### Exercise input
▬▬▬▬▬▬

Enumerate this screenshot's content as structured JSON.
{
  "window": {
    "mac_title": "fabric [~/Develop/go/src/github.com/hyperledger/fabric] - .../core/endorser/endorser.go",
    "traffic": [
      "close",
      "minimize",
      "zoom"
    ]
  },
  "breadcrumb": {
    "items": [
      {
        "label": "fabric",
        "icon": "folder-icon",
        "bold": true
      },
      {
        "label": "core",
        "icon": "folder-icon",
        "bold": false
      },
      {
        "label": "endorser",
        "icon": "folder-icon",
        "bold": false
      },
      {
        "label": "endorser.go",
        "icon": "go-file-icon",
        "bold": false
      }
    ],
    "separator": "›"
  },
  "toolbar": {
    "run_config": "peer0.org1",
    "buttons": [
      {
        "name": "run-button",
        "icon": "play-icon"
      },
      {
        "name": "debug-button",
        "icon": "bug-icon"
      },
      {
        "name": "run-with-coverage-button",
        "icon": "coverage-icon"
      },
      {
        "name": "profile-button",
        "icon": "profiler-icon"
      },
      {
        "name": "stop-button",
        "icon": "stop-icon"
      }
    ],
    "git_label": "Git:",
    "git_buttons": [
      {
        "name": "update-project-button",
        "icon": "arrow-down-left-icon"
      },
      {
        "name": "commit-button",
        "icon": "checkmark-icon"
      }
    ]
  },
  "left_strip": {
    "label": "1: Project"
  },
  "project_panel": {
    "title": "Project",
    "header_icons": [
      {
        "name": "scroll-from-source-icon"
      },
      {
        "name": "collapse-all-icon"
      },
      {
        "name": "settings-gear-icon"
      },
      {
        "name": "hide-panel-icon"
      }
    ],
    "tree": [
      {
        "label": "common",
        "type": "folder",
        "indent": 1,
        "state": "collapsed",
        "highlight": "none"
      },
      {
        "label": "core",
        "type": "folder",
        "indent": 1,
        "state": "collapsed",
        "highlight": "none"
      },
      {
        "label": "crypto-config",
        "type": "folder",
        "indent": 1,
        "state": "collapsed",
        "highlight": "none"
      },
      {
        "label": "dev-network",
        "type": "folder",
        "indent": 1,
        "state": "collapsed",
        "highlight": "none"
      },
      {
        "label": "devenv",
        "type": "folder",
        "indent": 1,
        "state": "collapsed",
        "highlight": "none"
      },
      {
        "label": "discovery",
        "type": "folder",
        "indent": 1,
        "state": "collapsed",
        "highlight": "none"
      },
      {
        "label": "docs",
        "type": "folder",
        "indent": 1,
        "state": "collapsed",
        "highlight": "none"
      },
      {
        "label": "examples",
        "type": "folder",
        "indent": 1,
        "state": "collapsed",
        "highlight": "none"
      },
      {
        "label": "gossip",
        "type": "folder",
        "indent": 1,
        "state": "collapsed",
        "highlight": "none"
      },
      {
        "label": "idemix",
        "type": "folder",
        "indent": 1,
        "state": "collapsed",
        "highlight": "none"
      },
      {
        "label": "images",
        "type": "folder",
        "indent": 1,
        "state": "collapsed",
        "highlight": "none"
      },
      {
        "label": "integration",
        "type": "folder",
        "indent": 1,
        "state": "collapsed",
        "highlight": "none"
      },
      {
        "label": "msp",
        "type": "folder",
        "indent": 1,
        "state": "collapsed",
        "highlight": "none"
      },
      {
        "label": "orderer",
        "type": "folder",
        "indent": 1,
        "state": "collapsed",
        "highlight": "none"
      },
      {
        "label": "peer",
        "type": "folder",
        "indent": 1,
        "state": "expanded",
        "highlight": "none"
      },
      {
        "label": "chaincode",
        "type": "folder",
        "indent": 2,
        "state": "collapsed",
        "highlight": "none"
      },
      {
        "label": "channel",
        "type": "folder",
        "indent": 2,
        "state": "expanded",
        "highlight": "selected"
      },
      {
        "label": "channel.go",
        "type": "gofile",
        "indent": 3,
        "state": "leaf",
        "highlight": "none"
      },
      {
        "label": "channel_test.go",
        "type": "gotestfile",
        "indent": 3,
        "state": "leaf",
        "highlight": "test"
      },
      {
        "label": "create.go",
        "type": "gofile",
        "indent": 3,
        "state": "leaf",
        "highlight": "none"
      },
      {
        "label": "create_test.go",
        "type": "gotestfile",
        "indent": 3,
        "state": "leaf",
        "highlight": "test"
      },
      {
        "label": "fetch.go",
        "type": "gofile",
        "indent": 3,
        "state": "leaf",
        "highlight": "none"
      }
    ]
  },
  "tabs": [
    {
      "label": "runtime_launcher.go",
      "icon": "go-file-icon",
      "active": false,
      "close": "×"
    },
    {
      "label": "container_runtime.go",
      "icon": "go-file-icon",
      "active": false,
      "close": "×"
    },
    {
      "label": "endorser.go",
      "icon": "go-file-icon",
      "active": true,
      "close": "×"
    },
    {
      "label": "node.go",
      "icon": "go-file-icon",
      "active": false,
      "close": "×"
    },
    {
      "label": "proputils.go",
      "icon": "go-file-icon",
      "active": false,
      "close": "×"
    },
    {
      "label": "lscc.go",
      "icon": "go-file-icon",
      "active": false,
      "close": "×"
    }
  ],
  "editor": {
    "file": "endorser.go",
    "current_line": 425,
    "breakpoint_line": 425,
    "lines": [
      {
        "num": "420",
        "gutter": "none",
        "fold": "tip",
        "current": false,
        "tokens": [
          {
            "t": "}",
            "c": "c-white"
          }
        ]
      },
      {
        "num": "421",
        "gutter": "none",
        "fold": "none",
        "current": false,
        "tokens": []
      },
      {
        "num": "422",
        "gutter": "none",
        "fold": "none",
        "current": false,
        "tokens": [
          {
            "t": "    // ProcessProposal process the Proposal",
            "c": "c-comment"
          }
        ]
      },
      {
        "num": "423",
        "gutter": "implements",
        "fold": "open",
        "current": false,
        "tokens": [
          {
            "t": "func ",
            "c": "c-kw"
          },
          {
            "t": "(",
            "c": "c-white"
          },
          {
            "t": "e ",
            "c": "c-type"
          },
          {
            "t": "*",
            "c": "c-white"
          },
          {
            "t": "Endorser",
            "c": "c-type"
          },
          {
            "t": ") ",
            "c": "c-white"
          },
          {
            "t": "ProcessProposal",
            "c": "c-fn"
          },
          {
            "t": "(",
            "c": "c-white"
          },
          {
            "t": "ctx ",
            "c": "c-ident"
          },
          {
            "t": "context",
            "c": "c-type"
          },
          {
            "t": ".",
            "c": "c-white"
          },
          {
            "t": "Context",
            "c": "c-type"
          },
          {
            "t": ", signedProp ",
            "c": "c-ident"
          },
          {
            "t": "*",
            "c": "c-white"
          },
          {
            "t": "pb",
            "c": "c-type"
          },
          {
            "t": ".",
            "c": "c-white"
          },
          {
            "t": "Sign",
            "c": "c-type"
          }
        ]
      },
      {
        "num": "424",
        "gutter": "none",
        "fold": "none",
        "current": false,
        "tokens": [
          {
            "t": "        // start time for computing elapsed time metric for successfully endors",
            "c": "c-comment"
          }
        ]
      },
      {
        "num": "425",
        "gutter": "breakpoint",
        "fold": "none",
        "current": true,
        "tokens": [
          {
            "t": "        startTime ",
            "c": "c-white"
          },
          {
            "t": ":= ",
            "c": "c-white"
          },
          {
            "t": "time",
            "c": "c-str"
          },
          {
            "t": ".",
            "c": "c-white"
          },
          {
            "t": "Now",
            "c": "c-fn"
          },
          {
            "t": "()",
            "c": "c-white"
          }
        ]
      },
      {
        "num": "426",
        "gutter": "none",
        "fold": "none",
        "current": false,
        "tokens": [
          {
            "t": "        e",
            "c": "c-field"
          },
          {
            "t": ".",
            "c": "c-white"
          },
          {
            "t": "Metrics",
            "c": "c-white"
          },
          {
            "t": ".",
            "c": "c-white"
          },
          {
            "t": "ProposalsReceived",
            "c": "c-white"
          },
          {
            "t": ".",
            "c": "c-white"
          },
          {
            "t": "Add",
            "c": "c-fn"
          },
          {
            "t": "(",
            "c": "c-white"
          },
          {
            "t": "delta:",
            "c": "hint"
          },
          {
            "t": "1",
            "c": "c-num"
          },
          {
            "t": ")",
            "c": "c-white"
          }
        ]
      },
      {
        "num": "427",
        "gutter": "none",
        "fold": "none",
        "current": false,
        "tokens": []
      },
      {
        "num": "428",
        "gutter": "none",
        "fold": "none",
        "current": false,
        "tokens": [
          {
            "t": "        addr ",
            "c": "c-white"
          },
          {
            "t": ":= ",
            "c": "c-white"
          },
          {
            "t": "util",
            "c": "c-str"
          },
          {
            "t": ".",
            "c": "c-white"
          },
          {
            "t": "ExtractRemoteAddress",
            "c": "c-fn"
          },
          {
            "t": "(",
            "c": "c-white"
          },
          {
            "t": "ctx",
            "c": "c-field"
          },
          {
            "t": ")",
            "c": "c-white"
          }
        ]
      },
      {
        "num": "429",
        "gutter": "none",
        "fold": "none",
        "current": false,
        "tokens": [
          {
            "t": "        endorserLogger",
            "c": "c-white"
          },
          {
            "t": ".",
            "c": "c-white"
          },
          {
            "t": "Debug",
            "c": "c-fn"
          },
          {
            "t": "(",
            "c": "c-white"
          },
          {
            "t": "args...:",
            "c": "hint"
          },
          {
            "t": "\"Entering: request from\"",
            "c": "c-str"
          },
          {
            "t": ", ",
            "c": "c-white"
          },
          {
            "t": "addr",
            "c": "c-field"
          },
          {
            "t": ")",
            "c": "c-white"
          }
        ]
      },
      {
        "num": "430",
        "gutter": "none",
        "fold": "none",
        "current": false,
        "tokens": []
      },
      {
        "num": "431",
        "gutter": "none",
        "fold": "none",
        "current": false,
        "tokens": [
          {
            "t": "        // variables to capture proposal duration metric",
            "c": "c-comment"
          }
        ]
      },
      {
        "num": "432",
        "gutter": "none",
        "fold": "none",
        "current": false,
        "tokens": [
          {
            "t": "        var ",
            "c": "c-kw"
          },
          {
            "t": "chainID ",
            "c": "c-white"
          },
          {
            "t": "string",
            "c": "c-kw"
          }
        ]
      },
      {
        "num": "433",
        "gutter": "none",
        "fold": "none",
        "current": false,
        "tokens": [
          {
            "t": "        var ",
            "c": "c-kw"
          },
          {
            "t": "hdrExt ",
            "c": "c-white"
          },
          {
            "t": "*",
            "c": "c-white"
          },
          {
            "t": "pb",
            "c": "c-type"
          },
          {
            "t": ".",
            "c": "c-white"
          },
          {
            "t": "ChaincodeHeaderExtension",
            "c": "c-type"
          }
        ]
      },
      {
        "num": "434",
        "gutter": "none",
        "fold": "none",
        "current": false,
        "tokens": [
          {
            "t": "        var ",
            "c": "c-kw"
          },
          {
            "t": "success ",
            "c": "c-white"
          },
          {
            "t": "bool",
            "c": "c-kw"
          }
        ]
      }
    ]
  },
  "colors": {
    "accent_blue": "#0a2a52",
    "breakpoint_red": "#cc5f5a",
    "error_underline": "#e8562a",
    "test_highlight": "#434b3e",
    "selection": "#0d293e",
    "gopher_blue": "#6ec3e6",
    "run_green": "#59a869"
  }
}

▬▬▬▬▬▬

### Your objective
Scan the material above. Return every line containing the string "name".

### Exercise output
        "name": "run-button",
        "name": "debug-button",
        "name": "run-with-coverage-button",
        "name": "profile-button",
        "name": "stop-button",
        "name": "update-project-button",
        "name": "commit-button",
        "name": "scroll-from-source-icon"
        "name": "collapse-all-icon"
        "name": "settings-gear-icon"
        "name": "hide-panel-icon"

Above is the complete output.